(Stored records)
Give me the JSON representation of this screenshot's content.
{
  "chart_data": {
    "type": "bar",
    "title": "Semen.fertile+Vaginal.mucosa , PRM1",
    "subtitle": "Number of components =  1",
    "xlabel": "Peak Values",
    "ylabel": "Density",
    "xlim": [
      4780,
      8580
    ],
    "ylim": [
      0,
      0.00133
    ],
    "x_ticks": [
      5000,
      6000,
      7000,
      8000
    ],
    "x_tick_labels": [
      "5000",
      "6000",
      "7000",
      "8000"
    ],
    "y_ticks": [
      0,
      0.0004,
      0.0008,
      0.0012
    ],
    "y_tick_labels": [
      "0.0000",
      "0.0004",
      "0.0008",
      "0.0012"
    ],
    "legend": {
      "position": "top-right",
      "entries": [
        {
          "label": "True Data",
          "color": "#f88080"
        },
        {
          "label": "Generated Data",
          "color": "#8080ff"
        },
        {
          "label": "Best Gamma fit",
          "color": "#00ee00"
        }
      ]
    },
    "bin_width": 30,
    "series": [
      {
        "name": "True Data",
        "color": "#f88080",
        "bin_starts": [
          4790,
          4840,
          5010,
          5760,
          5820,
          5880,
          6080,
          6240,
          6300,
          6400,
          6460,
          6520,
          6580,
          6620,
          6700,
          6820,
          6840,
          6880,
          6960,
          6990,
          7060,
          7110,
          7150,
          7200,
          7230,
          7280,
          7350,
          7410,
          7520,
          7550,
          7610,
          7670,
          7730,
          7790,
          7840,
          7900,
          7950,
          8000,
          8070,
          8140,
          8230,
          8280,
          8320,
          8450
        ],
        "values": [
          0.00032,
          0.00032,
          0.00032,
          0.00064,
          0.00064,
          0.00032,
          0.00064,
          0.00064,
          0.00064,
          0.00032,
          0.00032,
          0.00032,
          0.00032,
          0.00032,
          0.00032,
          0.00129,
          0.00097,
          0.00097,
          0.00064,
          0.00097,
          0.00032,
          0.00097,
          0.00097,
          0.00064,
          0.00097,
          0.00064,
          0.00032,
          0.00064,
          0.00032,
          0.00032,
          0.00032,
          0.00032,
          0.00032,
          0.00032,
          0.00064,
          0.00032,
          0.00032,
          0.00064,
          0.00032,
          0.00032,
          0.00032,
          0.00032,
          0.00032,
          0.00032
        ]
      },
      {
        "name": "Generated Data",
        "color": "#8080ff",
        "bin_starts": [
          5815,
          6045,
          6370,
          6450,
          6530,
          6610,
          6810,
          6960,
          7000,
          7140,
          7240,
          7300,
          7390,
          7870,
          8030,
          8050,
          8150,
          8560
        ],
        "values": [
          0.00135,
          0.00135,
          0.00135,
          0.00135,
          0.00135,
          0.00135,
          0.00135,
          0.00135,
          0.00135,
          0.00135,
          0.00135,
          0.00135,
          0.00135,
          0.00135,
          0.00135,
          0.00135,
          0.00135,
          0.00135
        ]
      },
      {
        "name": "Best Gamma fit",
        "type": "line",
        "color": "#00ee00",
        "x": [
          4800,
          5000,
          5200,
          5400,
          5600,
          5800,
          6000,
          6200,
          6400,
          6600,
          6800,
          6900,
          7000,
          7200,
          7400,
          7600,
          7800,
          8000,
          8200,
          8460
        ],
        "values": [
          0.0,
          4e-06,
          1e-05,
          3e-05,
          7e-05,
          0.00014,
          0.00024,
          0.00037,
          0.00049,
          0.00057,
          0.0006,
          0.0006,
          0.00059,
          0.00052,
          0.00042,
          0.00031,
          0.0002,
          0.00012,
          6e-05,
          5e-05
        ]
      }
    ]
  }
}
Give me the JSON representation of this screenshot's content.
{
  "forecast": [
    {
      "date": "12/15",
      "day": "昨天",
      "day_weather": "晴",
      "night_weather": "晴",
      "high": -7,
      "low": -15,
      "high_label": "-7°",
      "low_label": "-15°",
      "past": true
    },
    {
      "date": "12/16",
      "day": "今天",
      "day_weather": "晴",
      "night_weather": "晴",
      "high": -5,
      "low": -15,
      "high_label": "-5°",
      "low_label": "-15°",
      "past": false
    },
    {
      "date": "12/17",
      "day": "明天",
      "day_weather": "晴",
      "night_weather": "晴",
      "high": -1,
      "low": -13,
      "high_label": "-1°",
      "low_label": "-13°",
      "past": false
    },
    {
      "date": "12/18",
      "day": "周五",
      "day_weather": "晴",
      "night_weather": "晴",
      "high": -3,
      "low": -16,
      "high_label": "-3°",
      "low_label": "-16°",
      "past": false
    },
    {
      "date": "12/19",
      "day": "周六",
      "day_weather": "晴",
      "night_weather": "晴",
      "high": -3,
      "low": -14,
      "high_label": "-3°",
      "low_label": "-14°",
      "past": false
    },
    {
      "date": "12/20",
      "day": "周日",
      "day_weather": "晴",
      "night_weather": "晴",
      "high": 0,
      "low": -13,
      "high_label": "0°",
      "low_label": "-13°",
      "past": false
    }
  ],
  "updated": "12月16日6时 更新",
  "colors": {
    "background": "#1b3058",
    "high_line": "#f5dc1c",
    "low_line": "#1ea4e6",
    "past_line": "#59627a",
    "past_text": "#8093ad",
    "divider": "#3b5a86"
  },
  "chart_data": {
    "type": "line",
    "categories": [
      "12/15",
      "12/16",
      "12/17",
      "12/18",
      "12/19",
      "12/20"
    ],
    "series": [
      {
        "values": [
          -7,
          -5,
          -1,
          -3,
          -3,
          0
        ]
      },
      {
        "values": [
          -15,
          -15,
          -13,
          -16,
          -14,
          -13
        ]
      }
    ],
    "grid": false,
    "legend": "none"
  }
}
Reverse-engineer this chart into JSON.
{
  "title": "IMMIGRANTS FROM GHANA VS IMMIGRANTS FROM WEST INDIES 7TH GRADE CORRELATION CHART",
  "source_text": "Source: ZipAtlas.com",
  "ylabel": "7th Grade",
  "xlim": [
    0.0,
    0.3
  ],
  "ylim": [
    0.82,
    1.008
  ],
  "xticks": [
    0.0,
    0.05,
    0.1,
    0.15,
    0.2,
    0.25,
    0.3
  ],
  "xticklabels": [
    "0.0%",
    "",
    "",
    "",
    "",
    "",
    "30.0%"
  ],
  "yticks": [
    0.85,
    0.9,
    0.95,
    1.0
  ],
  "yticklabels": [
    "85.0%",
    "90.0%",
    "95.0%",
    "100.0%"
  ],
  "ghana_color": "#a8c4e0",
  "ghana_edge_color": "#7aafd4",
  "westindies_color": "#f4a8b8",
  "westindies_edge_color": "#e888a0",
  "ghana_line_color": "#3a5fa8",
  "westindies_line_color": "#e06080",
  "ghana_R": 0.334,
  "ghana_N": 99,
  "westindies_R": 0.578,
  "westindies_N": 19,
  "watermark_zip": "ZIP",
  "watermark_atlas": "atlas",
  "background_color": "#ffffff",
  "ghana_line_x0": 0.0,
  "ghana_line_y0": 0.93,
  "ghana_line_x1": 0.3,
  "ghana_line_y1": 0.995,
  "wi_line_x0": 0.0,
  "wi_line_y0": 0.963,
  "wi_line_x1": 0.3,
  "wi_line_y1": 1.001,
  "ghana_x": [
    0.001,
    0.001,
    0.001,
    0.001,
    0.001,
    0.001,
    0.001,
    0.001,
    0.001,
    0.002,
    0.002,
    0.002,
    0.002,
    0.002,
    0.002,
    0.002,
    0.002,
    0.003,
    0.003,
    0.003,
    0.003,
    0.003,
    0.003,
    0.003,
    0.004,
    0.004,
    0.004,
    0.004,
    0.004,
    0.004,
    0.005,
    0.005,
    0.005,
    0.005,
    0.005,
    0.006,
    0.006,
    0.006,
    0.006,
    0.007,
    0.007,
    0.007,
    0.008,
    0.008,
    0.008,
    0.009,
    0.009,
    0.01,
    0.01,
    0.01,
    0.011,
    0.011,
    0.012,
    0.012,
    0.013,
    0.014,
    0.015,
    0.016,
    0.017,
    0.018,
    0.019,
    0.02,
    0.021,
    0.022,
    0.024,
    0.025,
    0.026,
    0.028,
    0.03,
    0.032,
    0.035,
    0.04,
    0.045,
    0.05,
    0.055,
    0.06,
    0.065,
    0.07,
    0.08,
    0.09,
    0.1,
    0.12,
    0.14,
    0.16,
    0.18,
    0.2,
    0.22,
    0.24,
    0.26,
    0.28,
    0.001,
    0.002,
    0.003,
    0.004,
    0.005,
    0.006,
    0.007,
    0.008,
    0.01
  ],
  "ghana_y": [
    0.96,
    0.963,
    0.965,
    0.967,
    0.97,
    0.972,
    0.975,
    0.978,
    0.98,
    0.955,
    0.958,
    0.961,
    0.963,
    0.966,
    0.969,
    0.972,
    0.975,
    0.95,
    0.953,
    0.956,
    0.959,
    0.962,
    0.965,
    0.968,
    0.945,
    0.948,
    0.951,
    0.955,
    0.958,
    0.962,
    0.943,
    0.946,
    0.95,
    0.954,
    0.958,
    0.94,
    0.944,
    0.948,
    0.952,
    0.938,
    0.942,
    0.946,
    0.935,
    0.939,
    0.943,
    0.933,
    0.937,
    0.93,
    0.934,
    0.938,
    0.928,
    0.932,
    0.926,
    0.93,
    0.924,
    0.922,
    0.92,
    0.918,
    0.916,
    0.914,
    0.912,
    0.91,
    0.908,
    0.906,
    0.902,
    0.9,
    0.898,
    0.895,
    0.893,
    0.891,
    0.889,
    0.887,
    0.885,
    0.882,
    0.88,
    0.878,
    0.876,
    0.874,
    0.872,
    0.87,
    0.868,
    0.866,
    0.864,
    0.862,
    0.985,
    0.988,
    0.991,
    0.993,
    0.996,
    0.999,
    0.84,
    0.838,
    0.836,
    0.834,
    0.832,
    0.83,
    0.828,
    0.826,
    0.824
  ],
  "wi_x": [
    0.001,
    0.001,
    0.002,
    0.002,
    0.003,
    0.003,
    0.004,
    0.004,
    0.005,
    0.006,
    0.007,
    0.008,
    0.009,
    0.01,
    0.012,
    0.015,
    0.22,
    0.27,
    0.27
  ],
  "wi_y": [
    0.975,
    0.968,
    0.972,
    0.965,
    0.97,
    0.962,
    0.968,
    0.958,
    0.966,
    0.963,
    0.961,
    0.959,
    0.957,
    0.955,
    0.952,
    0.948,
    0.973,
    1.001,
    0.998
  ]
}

AIM: How many of the lines above include the string "name"? Answer with the number only.

CORRECT RESULT: 3